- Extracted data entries
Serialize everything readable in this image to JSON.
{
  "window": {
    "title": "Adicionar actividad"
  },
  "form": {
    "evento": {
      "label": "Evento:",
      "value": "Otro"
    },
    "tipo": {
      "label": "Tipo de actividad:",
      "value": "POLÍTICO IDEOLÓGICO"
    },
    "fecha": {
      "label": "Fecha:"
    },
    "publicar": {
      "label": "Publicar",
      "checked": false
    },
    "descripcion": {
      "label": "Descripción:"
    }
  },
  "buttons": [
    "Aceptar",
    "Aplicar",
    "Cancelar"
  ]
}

- Prompt
Pick each line holding the word "label" out of the data and copy it.

- Output
      "label": "Evento:",
      "label": "Tipo de actividad:",
      "label": "Fecha:"
      "label": "Publicar",
      "label": "Descripción:"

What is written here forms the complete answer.